**Work to be completed**
Write the records out again exactly, leaving no images in.

**Records for this exercise**
Start
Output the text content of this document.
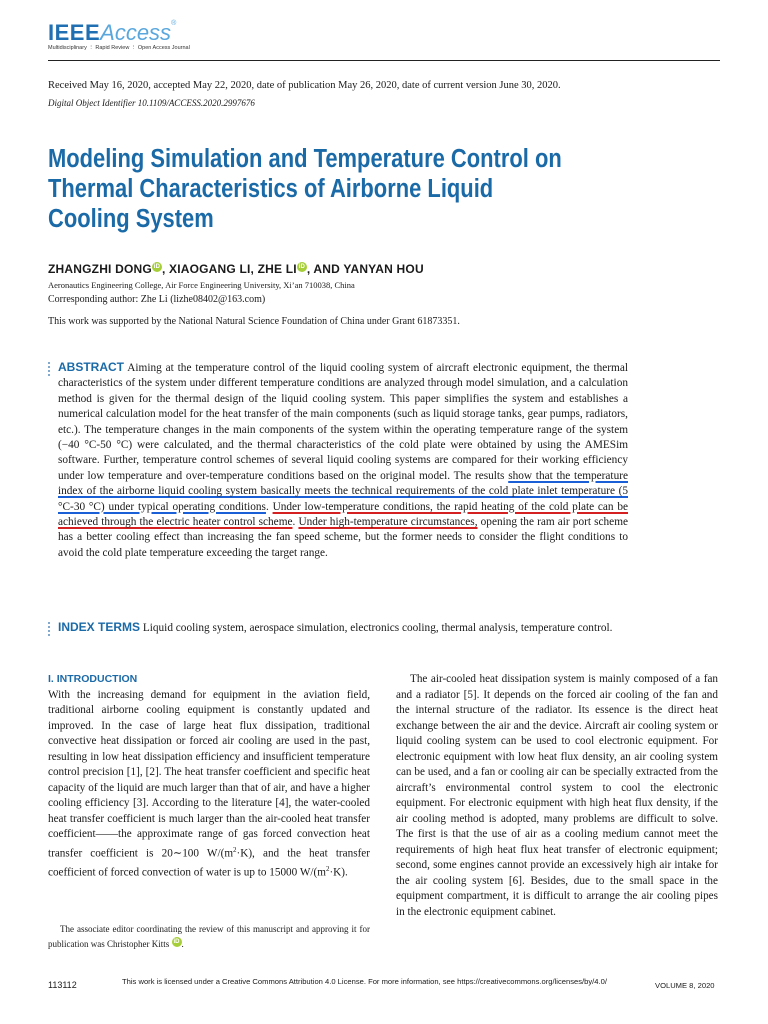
IEEEAccess®
Multidisciplinary ⋮ Rapid Review ⋮ Open Access Journal
Received May 16, 2020, accepted May 22, 2020, date of publication May 26, 2020, date of current version June 30, 2020.
Digital Object Identifier 10.1109/ACCESS.2020.2997676
Modeling Simulation and Temperature Control on Thermal Characteristics of Airborne Liquid Cooling System
ZHANGZHI DONG iD , XIAOGANG LI, ZHE LI iD , AND YANYAN HOU
Aeronautics Engineering College, Air Force Engineering University, Xi’an 710038, China
Corresponding author: Zhe Li (lizhe08402@163.com)
This work was supported by the National Natural Science Foundation of China under Grant 61873351.
ABSTRACT Aiming at the temperature control of the liquid cooling system of aircraft electronic equipment, the thermal characteristics of the system under different temperature conditions are analyzed through model simulation, and a calculation method is given for the thermal design of the liquid cooling system. This paper simplifies the system and establishes a numerical calculation model for the heat transfer of the main components (such as liquid storage tanks, gear pumps, radiators, etc.). The temperature changes in the main components of the system within the operating temperature range of the system (−40 °C-50 °C) were calculated, and the thermal characteristics of the cold plate were obtained by using the AMESim software. Further, temperature control schemes of several liquid cooling systems are compared for their working efficiency under low temperature and over-temperature conditions based on the original model. The results show that the temperature index of the airborne liquid cooling system basically meets the technical requirements of the cold plate inlet temperature (5 °C-30 °C) under typical operating conditions. Under low-temperature conditions, the rapid heating of the cold plate can be achieved through the electric heater control scheme. Under high-temperature circumstances, opening the ram air port scheme has a better cooling effect than increasing the fan speed scheme, but the former needs to consider the flight conditions to avoid the cold plate temperature exceeding the target range.
INDEX TERMS Liquid cooling system, aerospace simulation, electronics cooling, thermal analysis, temperature control.
I. INTRODUCTION

With the increasing demand for equipment in the aviation field, traditional airborne cooling equipment is constantly updated and improved. In the case of large heat flux dissipation, traditional convective heat dissipation or forced air cooling are used in the past, resulting in low heat dissipation efficiency and insufficient temperature control precision [1], [2]. The heat transfer coefficient and specific heat capacity of the liquid are much larger than that of air, and have a higher cooling efficiency [3]. According to the literature [4], the water-cooled heat transfer coefficient is much larger than the air-cooled heat transfer coefficient——the approximate range of gas forced convection heat transfer coefficient is 20∼100 $W/(m^2\cdot K)$, and the heat transfer coefficient of forced convection of water is up to 15000 $W/(m^2\cdot K)$.

The associate editor coordinating the review of this manuscript and approving it for publication was Christopher Kitts iD .

The air-cooled heat dissipation system is mainly composed of a fan and a radiator [5]. It depends on the forced air cooling of the fan and the internal structure of the radiator. Its essence is the direct heat exchange between the air and the device. Aircraft air cooling system or liquid cooling system can be used to cool electronic equipment. For electronic equipment with low heat flux density, an air cooling system can be used, and a fan or cooling air can be specially extracted from the aircraft’s environmental control system to cool the electronic equipment. For electronic equipment with high heat flux density, if the air cooling method is adopted, many problems are difficult to solve. The first is that the use of air as a cooling medium cannot meet the requirements of high heat flux heat transfer of electronic equipment; second, some engines cannot provide an excessively high air intake for the air cooling system [6]. Besides, due to the small space in the equipment compartment, it is difficult to arrange the air cooling pipes in the electronic equipment cabinet.

113112	This work is licensed under a Creative Commons Attribution 4.0 License. For more information, see https://creativecommons.org/licenses/by/4.0/	VOLUME 8, 2020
End
**Task output**
Output the text content of this document.
IEEEAccess®
Multidisciplinary ⋮ Rapid Review ⋮ Open Access Journal
Received May 16, 2020, accepted May 22, 2020, date of publication May 26, 2020, date of current version June 30, 2020.
Digital Object Identifier 10.1109/ACCESS.2020.2997676
Modeling Simulation and Temperature Control on Thermal Characteristics of Airborne Liquid Cooling System
ZHANGZHI DONG iD , XIAOGANG LI, ZHE LI iD , AND YANYAN HOU
Aeronautics Engineering College, Air Force Engineering University, Xi’an 710038, China
Corresponding author: Zhe Li (lizhe08402@163.com)
This work was supported by the National Natural Science Foundation of China under Grant 61873351.
ABSTRACT Aiming at the temperature control of the liquid cooling system of aircraft electronic equipment, the thermal characteristics of the system under different temperature conditions are analyzed through model simulation, and a calculation method is given for the thermal design of the liquid cooling system. This paper simplifies the system and establishes a numerical calculation model for the heat transfer of the main components (such as liquid storage tanks, gear pumps, radiators, etc.). The temperature changes in the main components of the system within the operating temperature range of the system (−40 °C-50 °C) were calculated, and the thermal characteristics of the cold plate were obtained by using the AMESim software. Further, temperature control schemes of several liquid cooling systems are compared for their working efficiency under low temperature and over-temperature conditions based on the original model. The results show that the temperature index of the airborne liquid cooling system basically meets the technical requirements of the cold plate inlet temperature (5 °C-30 °C) under typical operating conditions. Under low-temperature conditions, the rapid heating of the cold plate can be achieved through the electric heater control scheme. Under high-temperature circumstances, opening the ram air port scheme has a better cooling effect than increasing the fan speed scheme, but the former needs to consider the flight conditions to avoid the cold plate temperature exceeding the target range.
INDEX TERMS Liquid cooling system, aerospace simulation, electronics cooling, thermal analysis, temperature control.
I. INTRODUCTION

With the increasing demand for equipment in the aviation field, traditional airborne cooling equipment is constantly updated and improved. In the case of large heat flux dissipation, traditional convective heat dissipation or forced air cooling are used in the past, resulting in low heat dissipation efficiency and insufficient temperature control precision [1], [2]. The heat transfer coefficient and specific heat capacity of the liquid are much larger than that of air, and have a higher cooling efficiency [3]. According to the literature [4], the water-cooled heat transfer coefficient is much larger than the air-cooled heat transfer coefficient——the approximate range of gas forced convection heat transfer coefficient is 20∼100 $W/(m^2\cdot K)$, and the heat transfer coefficient of forced convection of water is up to 15000 $W/(m^2\cdot K)$.

The associate editor coordinating the review of this manuscript and approving it for publication was Christopher Kitts iD .

The air-cooled heat dissipation system is mainly composed of a fan and a radiator [5]. It depends on the forced air cooling of the fan and the internal structure of the radiator. Its essence is the direct heat exchange between the air and the device. Aircraft air cooling system or liquid cooling system can be used to cool electronic equipment. For electronic equipment with low heat flux density, an air cooling system can be used, and a fan or cooling air can be specially extracted from the aircraft’s environmental control system to cool the electronic equipment. For electronic equipment with high heat flux density, if the air cooling method is adopted, many problems are difficult to solve. The first is that the use of air as a cooling medium cannot meet the requirements of high heat flux heat transfer of electronic equipment; second, some engines cannot provide an excessively high air intake for the air cooling system [6]. Besides, due to the small space in the equipment compartment, it is difficult to arrange the air cooling pipes in the electronic equipment cabinet.

113112	This work is licensed under a Creative Commons Attribution 4.0 License. For more information, see https://creativecommons.org/licenses/by/4.0/	VOLUME 8, 2020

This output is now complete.